[START Given records]

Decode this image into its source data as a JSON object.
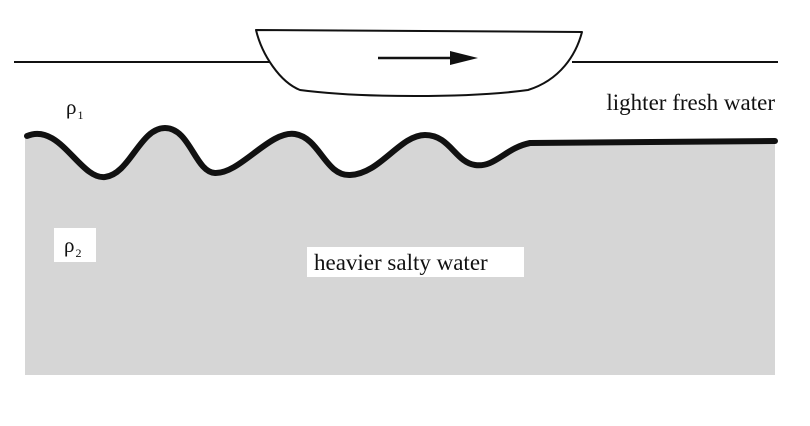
{
  "labels": {
    "upper_layer": "lighter fresh water",
    "lower_layer": "heavier salty water",
    "rho_upper_symbol": "ρ",
    "rho_upper_sub": "1",
    "rho_lower_symbol": "ρ",
    "rho_lower_sub": "2"
  },
  "icons": {
    "boat": "boat-hull-icon",
    "direction": "arrow-right-icon"
  },
  "colors": {
    "salty_water_fill": "#d6d6d6",
    "lines": "#111111",
    "background": "#ffffff"
  }
}
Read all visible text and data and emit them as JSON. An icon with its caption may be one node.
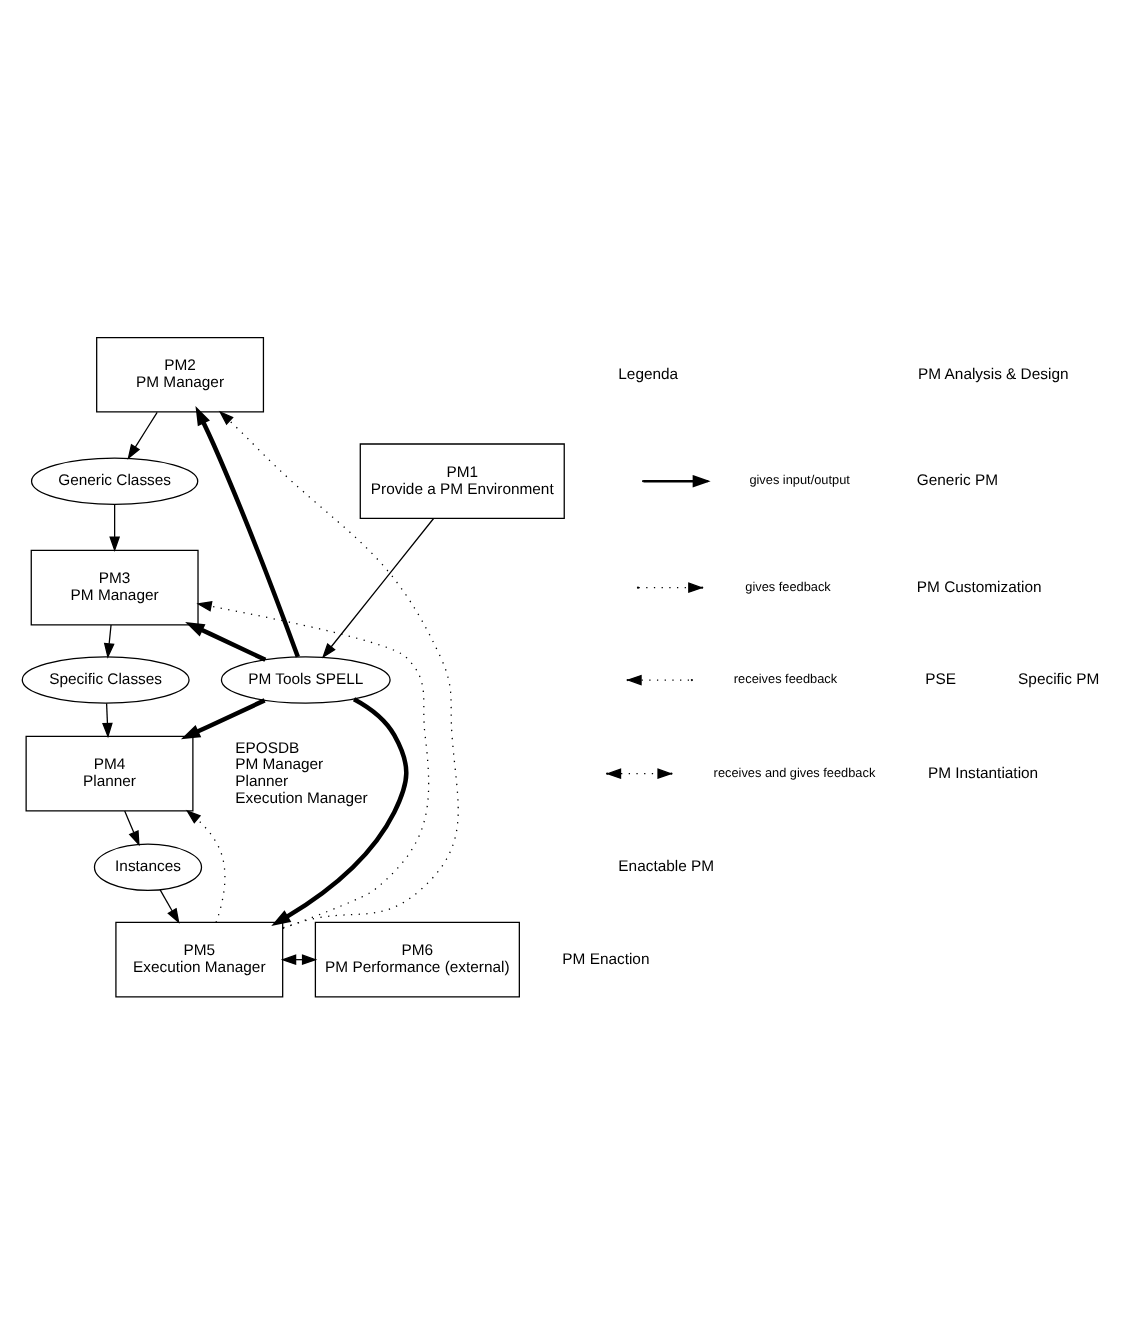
{
  "diagram": {
    "nodes": [
      {
        "text": [
          "PM2",
          "PM Manager"
        ]
      },
      {
        "text": [
          "Generic Classes"
        ]
      },
      {
        "text": [
          "PM1",
          "Provide a PM Environment"
        ]
      },
      {
        "text": [
          "PM3",
          "PM Manager"
        ]
      },
      {
        "text": [
          "PM Tools SPELL"
        ],
        "beside": [
          "EPOSDB",
          "PM Manager",
          "Planner",
          "Execution Manager"
        ]
      },
      {
        "text": [
          "Specific Classes"
        ]
      },
      {
        "text": [
          "PM4",
          "Planner"
        ]
      },
      {
        "text": [
          "Instances"
        ]
      },
      {
        "text": [
          "PM5",
          "Execution Manager"
        ]
      },
      {
        "text": [
          "PM6",
          "PM Performance (external)"
        ]
      }
    ],
    "edges": [
      {
        "from": 0,
        "to": 1,
        "arrow": "to"
      },
      {
        "from": 1,
        "to": 3,
        "arrow": "to"
      },
      {
        "from": 3,
        "to": 5,
        "arrow": "to"
      },
      {
        "from": 5,
        "to": 6,
        "arrow": "to"
      },
      {
        "from": 6,
        "to": 7,
        "arrow": "to"
      },
      {
        "from": 7,
        "to": 8,
        "arrow": "to"
      },
      {
        "from": 2,
        "to": 4,
        "arrow": "to"
      },
      {
        "from": 4,
        "to": 0,
        "arrow": "to",
        "style": "thick"
      },
      {
        "from": 4,
        "to": 3,
        "arrow": "to",
        "style": "thick"
      },
      {
        "from": 4,
        "to": 6,
        "arrow": "to",
        "style": "thick"
      },
      {
        "from": 4,
        "to": 8,
        "arrow": "to",
        "style": "thick"
      },
      {
        "from": 8,
        "to": 0,
        "arrow": "to",
        "style": "dashed"
      },
      {
        "from": 8,
        "to": 3,
        "arrow": "to",
        "style": "dashed"
      },
      {
        "from": 8,
        "to": 6,
        "arrow": "to",
        "style": "dashed"
      },
      {
        "from": 8,
        "to": 9,
        "arrow": "both"
      }
    ],
    "labels": [
      "Legenda",
      "PM Analysis & Design",
      "Generic PM",
      "PM Customization",
      "PSE",
      "Specific PM",
      "PM Instantiation",
      "Enactable PM",
      "PM Enaction"
    ],
    "legend": [
      {
        "text": "gives input/output"
      },
      {
        "text": "gives feedback"
      },
      {
        "text": "receives feedback"
      },
      {
        "text": "receives and gives feedback"
      }
    ]
  }
}
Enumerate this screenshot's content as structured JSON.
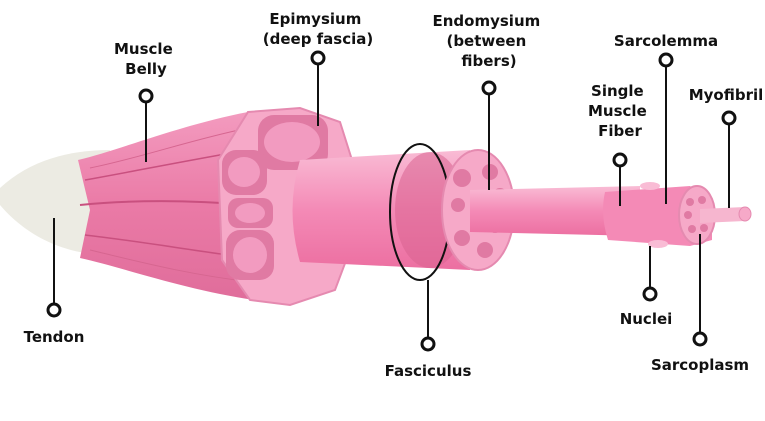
{
  "labels": {
    "muscle_belly": [
      "Muscle",
      "Belly"
    ],
    "epimysium": [
      "Epimysium",
      "(deep fascia)"
    ],
    "endomysium": [
      "Endomysium",
      "(between",
      "fibers)"
    ],
    "sarcolemma": [
      "Sarcolemma"
    ],
    "single_fiber": [
      "Single",
      "Muscle",
      "Fiber"
    ],
    "myofibril": [
      "Myofibril"
    ],
    "tendon": [
      "Tendon"
    ],
    "fasciculus": [
      "Fasciculus"
    ],
    "nuclei": [
      "Nuclei"
    ],
    "sarcoplasm": [
      "Sarcoplasm"
    ]
  },
  "colors": {
    "tendon": "#ecebe3",
    "belly": "#ea7aa6",
    "belly_stripe": "#c9507f",
    "fascicle": "#f28cb6",
    "fascicle_section": "#f6a9c8",
    "fiber_cell": "#d9638f",
    "outline": "#111111"
  }
}
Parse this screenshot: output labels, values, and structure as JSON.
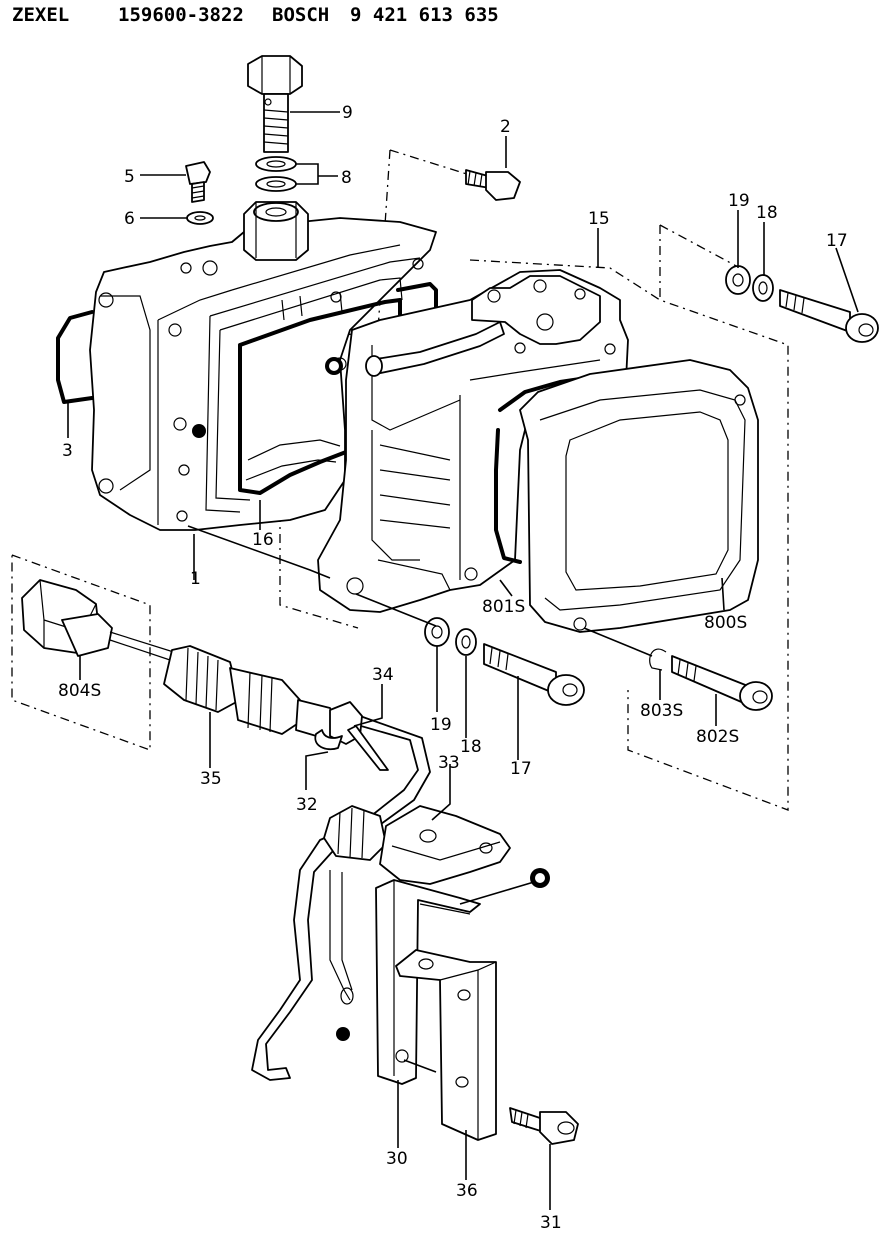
{
  "header": {
    "brand1": "ZEXEL",
    "code1": "159600-3822",
    "brand2": "BOSCH",
    "code2": "9 421 613 635"
  },
  "callouts": {
    "p1": "1",
    "p2": "2",
    "p3": "3",
    "p5": "5",
    "p6": "6",
    "p8": "8",
    "p9": "9",
    "p15": "15",
    "p16": "16",
    "p17a": "17",
    "p18a": "18",
    "p19a": "19",
    "p17b": "17",
    "p18b": "18",
    "p19b": "19",
    "p30": "30",
    "p31": "31",
    "p32": "32",
    "p33": "33",
    "p34": "34",
    "p35": "35",
    "p36": "36",
    "p800s": "800S",
    "p801s": "801S",
    "p802s": "802S",
    "p803s": "803S",
    "p804s": "804S"
  }
}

[END Given records]

→ Required task: Transcribe the full listing above exactly as it stands, minus the pictures.

→ Answer to this task:
Decode this image into its source data as a JSON object.
{
  "labels": {
    "upper_layer": "lighter fresh water",
    "lower_layer": "heavier salty water",
    "rho_upper_symbol": "ρ",
    "rho_upper_sub": "1",
    "rho_lower_symbol": "ρ",
    "rho_lower_sub": "2"
  },
  "icons": {
    "boat": "boat-hull-icon",
    "direction": "arrow-right-icon"
  },
  "colors": {
    "salty_water_fill": "#d6d6d6",
    "lines": "#111111",
    "background": "#ffffff"
  }
}
Read all visible text and data and emit them as JSON. An icon with its caption may be one node.
{
  "diagram": {
    "nodes": [
      {
        "text": [
          "PM2",
          "PM Manager"
        ]
      },
      {
        "text": [
          "Generic Classes"
        ]
      },
      {
        "text": [
          "PM1",
          "Provide a PM Environment"
        ]
      },
      {
        "text": [
          "PM3",
          "PM Manager"
        ]
      },
      {
        "text": [
          "PM Tools SPELL"
        ],
        "beside": [
          "EPOSDB",
          "PM Manager",
          "Planner",
          "Execution Manager"
        ]
      },
      {
        "text": [
          "Specific Classes"
        ]
      },
      {
        "text": [
          "PM4",
          "Planner"
        ]
      },
      {
        "text": [
          "Instances"
        ]
      },
      {
        "text": [
          "PM5",
          "Execution Manager"
        ]
      },
      {
        "text": [
          "PM6",
          "PM Performance (external)"
        ]
      }
    ],
    "edges": [
      {
        "from": 0,
        "to": 1,
        "arrow": "to"
      },
      {
        "from": 1,
        "to": 3,
        "arrow": "to"
      },
      {
        "from": 3,
        "to": 5,
        "arrow": "to"
      },
      {
        "from": 5,
        "to": 6,
        "arrow": "to"
      },
      {
        "from": 6,
        "to": 7,
        "arrow": "to"
      },
      {
        "from": 7,
        "to": 8,
        "arrow": "to"
      },
      {
        "from": 2,
        "to": 4,
        "arrow": "to"
      },
      {
        "from": 4,
        "to": 0,
        "arrow": "to",
        "style": "thick"
      },
      {
        "from": 4,
        "to": 3,
        "arrow": "to",
        "style": "thick"
      },
      {
        "from": 4,
        "to": 6,
        "arrow": "to",
        "style": "thick"
      },
      {
        "from": 4,
        "to": 8,
        "arrow": "to",
        "style": "thick"
      },
      {
        "from": 8,
        "to": 0,
        "arrow": "to",
        "style": "dashed"
      },
      {
        "from": 8,
        "to": 3,
        "arrow": "to",
        "style": "dashed"
      },
      {
        "from": 8,
        "to": 6,
        "arrow": "to",
        "style": "dashed"
      },
      {
        "from": 8,
        "to": 9,
        "arrow": "both"
      }
    ],
    "labels": [
      "Legenda",
      "PM Analysis & Design",
      "Generic PM",
      "PM Customization",
      "PSE",
      "Specific PM",
      "PM Instantiation",
      "Enactable PM",
      "PM Enaction"
    ],
    "legend": [
      {
        "text": "gives input/output"
      },
      {
        "text": "gives feedback"
      },
      {
        "text": "receives feedback"
      },
      {
        "text": "receives and gives feedback"
      }
    ]
  }
}
Enumerate this screenshot's content as structured JSON.
{
  "labels": {
    "muscle_belly": [
      "Muscle",
      "Belly"
    ],
    "epimysium": [
      "Epimysium",
      "(deep fascia)"
    ],
    "endomysium": [
      "Endomysium",
      "(between",
      "fibers)"
    ],
    "sarcolemma": [
      "Sarcolemma"
    ],
    "single_fiber": [
      "Single",
      "Muscle",
      "Fiber"
    ],
    "myofibril": [
      "Myofibril"
    ],
    "tendon": [
      "Tendon"
    ],
    "fasciculus": [
      "Fasciculus"
    ],
    "nuclei": [
      "Nuclei"
    ],
    "sarcoplasm": [
      "Sarcoplasm"
    ]
  },
  "colors": {
    "tendon": "#ecebe3",
    "belly": "#ea7aa6",
    "belly_stripe": "#c9507f",
    "fascicle": "#f28cb6",
    "fascicle_section": "#f6a9c8",
    "fiber_cell": "#d9638f",
    "outline": "#111111"
  }
}
Parse this screenshot: output labels, values, and structure as JSON.
{
  "header": {
    "brand1": "ZEXEL",
    "code1": "159600-3822",
    "brand2": "BOSCH",
    "code2": "9 421 613 635"
  },
  "callouts": {
    "p1": "1",
    "p2": "2",
    "p3": "3",
    "p5": "5",
    "p6": "6",
    "p8": "8",
    "p9": "9",
    "p15": "15",
    "p16": "16",
    "p17a": "17",
    "p18a": "18",
    "p19a": "19",
    "p17b": "17",
    "p18b": "18",
    "p19b": "19",
    "p30": "30",
    "p31": "31",
    "p32": "32",
    "p33": "33",
    "p34": "34",
    "p35": "35",
    "p36": "36",
    "p800s": "800S",
    "p801s": "801S",
    "p802s": "802S",
    "p803s": "803S",
    "p804s": "804S"
  }
}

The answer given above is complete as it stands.